Una volta chiarita la catena di responsabilità nella gestione dei rischi posti dai cambiamenti climatici, quali sono gli anelli sui quali operare per tener conto dell’aggravamento dei rischi di eventi estremi?

 

A nostro avviso, gli anelli cruciali sono il primo, le conoscenze scientifiche, e l’ultimo, il trasferimento delle informazioni.

Servirà dare più impulso alla ricerca scientifica per comprendere quali siano i processi fisici che vengono mal simulati e colmare le lacune dei modelli di previsione. In tempo di crisi economica, in Italia gli investimenti per la ricerca sono i primi ad essere tagliati, ma speriamo  in un’inversione di tendenza, visti i rischi che si corrono a rimanere nell’ignoranza.

C’è tanto da lavorare sui sistemi della comunicazione, soprattutto per chiudere quell’ultimo miglio della catena che raggiunge i cittadini, i quali devono e dovranno diventare più consapevoli delle condizioni di rischio nel proprio territorio e quali sono i piani di messa in sicurezza e della Protezione civile. Sono informazioni che devono pretendere dai propri amministratori.

Oggi, il più delle volte, la gente ritiene poco probabili gli eventi estremi e la percezione di questo rischio è piuttosto debole. Quando diventeranno più frequenti, per effetto dei cambiamenti climatici, potrebbero provocare un senso di panico, di ansia sociale. E l’ansia non aiuta certo a compiere azioni razionali.

Però sottovalutare i rischi può avere conseguenze tragiche. Come trovare un giusto equilibrio tra l’ottimismo ingiustificato [nota 1] e uno stato d’ansia perenne?

La risposta è nella preparazione di un sistema che possa rendere i cittadini pronti e nello stesso tempo fiduciosi nelle proprie capacità di reagire agli eventi, perché aumenta la sensazione di controllo sugli stessi e riduce l’incertezza cognitiva. Non a caso in Nuova Zelanda, dove l’esposizione ai rischi si coniuga con una cultura del rischio diffusa, la campagna governativa si intitola Get ready get thru (Preparatevi e ve la caverete). “Se ci fosse ora un disastro, sareste pronti?… Questo sito vi mostrerà come essere pronti, quindi preparatevi”. In Italia non siamo a questi livelli di cultura del rischio né ci avviciniamo alla resilienza dei cubani nell’affrontare gli uragani, come ci mostra il video pubblicato dall’UNISDR: “Beating the hurricane”  (“Sconfiggere l’uragano”).

- - - - - - -

**COMPITI ED ESERCIZI**.
A: Riporta senza alcuna modifica il passo del brano sui rischi climatici che comincia con "A nostro avviso, gli" e prosegue fino a "a rimanere nell’ignoranza.".
B: Prosegui il brano sui rischi climatici a partire dal punto in cui si interrompe.
I dati che seguono sono materiale a sé, distinto dal brano sui rischi climatici.

**DATI FORNITI**.
- - - - - - -

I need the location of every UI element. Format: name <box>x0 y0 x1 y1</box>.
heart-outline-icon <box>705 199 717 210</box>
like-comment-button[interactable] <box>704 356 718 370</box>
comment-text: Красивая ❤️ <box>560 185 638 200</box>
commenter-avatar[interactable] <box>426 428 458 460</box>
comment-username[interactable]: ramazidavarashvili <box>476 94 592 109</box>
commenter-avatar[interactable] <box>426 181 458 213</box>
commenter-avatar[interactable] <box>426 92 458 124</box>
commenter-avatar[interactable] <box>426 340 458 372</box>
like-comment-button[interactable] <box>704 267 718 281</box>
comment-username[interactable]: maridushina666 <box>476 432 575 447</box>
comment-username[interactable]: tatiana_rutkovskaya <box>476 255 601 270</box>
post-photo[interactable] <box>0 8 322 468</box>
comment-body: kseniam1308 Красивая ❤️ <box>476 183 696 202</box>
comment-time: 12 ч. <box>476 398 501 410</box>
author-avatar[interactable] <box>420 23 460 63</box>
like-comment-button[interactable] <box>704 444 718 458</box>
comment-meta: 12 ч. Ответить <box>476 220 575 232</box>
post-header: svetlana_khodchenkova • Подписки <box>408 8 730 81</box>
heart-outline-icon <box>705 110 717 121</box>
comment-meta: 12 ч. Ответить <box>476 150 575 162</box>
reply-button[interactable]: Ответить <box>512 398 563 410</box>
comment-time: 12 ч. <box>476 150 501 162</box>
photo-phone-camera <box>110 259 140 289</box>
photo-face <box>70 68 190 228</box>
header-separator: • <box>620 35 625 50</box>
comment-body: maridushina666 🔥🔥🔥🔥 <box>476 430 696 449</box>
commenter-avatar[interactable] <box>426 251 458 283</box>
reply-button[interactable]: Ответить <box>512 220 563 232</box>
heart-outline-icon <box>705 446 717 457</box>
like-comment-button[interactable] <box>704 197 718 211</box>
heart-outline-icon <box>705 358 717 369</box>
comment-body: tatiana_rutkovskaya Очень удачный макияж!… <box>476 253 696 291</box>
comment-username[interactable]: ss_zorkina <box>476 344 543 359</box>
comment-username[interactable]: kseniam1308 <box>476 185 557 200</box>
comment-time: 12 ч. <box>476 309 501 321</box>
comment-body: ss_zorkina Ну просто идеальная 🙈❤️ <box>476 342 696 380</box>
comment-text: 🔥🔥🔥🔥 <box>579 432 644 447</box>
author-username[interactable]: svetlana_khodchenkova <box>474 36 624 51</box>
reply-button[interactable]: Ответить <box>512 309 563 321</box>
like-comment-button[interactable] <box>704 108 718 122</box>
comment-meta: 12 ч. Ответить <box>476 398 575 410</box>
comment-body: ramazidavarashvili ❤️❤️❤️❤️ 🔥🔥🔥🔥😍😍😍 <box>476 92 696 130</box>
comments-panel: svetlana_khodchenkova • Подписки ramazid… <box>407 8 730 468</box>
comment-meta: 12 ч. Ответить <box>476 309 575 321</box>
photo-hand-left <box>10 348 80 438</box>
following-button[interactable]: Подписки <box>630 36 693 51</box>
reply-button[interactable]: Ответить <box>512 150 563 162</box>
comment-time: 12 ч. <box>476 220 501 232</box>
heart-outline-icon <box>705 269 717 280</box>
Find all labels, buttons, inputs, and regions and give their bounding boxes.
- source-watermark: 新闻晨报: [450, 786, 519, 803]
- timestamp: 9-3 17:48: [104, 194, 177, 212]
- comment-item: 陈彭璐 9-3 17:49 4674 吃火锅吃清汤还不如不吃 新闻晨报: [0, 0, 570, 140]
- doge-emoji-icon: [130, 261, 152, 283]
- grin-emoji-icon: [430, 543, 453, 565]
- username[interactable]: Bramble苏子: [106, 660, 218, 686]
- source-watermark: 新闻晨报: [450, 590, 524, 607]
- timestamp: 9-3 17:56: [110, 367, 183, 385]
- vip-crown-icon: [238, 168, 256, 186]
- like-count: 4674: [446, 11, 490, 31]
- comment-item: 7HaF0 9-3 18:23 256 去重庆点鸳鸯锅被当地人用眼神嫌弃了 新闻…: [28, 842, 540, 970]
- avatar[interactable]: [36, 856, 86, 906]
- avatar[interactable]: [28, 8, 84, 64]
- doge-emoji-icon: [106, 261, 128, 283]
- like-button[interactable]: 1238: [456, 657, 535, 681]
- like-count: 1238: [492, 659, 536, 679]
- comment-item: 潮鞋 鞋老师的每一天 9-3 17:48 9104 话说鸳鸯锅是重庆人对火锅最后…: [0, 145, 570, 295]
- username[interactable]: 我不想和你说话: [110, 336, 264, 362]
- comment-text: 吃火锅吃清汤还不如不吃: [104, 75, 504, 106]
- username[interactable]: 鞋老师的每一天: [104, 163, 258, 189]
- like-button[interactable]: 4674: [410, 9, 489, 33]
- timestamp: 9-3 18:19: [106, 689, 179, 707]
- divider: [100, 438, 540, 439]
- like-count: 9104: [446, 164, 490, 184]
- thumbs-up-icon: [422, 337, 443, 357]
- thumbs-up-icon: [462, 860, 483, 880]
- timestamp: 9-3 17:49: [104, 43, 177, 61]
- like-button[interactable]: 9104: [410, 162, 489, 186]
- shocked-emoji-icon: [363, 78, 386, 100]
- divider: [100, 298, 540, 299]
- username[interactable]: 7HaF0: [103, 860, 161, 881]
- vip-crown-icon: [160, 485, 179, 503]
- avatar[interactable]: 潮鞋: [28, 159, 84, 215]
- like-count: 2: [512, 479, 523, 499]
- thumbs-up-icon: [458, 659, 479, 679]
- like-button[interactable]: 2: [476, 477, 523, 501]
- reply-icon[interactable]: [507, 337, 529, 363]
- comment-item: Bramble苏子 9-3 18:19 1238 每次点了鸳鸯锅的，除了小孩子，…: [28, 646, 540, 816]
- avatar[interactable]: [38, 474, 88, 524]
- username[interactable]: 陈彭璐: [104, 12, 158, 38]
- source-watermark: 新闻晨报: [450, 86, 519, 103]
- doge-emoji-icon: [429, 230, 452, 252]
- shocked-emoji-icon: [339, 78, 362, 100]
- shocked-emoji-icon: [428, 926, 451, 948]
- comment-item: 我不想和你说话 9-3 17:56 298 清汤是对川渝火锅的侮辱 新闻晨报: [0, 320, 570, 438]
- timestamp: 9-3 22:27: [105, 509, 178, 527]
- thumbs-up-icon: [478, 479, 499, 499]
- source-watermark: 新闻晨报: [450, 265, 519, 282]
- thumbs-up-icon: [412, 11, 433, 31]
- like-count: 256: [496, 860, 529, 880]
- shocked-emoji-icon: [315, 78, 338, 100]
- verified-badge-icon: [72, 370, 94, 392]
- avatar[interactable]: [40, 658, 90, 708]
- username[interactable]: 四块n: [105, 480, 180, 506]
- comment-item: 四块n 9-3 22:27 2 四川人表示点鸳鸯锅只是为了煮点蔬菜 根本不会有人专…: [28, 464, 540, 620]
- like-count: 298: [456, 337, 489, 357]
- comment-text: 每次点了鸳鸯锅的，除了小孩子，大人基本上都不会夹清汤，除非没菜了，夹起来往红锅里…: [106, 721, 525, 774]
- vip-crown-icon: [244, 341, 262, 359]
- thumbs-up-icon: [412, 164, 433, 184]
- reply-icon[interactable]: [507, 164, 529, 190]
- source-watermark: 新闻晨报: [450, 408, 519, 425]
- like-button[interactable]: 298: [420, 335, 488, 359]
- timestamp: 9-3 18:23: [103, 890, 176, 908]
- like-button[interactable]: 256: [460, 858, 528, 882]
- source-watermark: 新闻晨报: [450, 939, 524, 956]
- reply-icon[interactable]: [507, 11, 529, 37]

- - - - - - -

**LE RISPOSTE**.
A:
A nostro avviso, gli anelli cruciali sono il primo, le conoscenze scientifiche, e l’ultimo, il trasferimento delle informazioni.

Servirà dare più impulso alla ricerca scientifica per comprendere quali siano i processi fisici che vengono mal simulati e colmare le lacune dei modelli di previsione. In tempo di crisi economica, in Italia gli investimenti per la ricerca sono i primi ad essere tagliati, ma speriamo  in un’inversione di tendenza, visti i rischi che si corrono a rimanere nell’ignoranza.

B:
Se fenomeni estremi di breve durata e di grande intensità saranno più frequenti, ci serviranno sistemi di previsione migliori. Ma, per quanto potranno essere affidabili, resterà sempre un margine di incertezza non eliminabile: le previsioni saranno, intrinsecamente, di tipo probabilistico sia per quanto concerne la localizzazione spazio-temporale degli eventi  che per la loro intensità. (vedi Figura 1)

 

 


Figura 1. A sinistra, i principali motivi d’incertezza nella previsione meteo. A destra, esempi di previsione deterministica e probabilistica.

 

Il rischio di un mancato o di un falso allarme ci sarà sempre, ma si potrà superare realizzando e convididendo procedure di gestione delle allerte molto chiare, che tengano conto delle incertezze. Cosa fare o cosa non fare dovrà essere invece dedotto dal risultato di analisi costi/benefici. Non solo e sempre dal buon senso, necessario, ma non sufficiente, che porta anche a decisioni incoerenti. Altrimenti non si spiegherebbero le evidenti e macroscopiche difformità di comportamento da parte dei decisori nel fronteggiare gli stessi eventi nello stesso posto, come si è visto a Genova, nel 2011 (leggi qui).

È ormai inderogabile creare codici di linguaggio e di comportamento per uniformare finalmente le diverse realtà locali che, all’occorrenza di eventi estremi finora hanno improvvisato una risposta mentre un rischio potenziale si trasformava in un pericolo reale. Non si può certo attendere che tutte le regioni italiane facciano l’esperienza di un disastro perché si attrezzino ognuna per conto proprio. Occorre quindi predisporre e attivare i piani di protezione civile o di emergenza, nazionali e decentrati, considerato l’attuale rischio idrogeologico già elevato, e la minaccia di un suo ulteriore innalzamento a causa dei cambiamenti climatici.

Le procedure di allertamento, una volta stabilite, dovranno essere seguite scrupolosamente: nel concreto, quando una determinata soglia di occorrenza di un certo evento estremo meteo-idrologico sarà superata, allora le azioni di contrasto dovranno essere attivate senza indugio. La Figura 2 rappresenta, a puro titolo di esempio, il collegamento tra la previsione della  criticità meteo-idrologica e l’attivazione delle Fasi di allertamento di Protezione Civile, attuato all’interno del Sistema regionale di allertamento per il rischio idrogeologico-idraulico dell’Emilia-Romagna (vedi  qui e qui).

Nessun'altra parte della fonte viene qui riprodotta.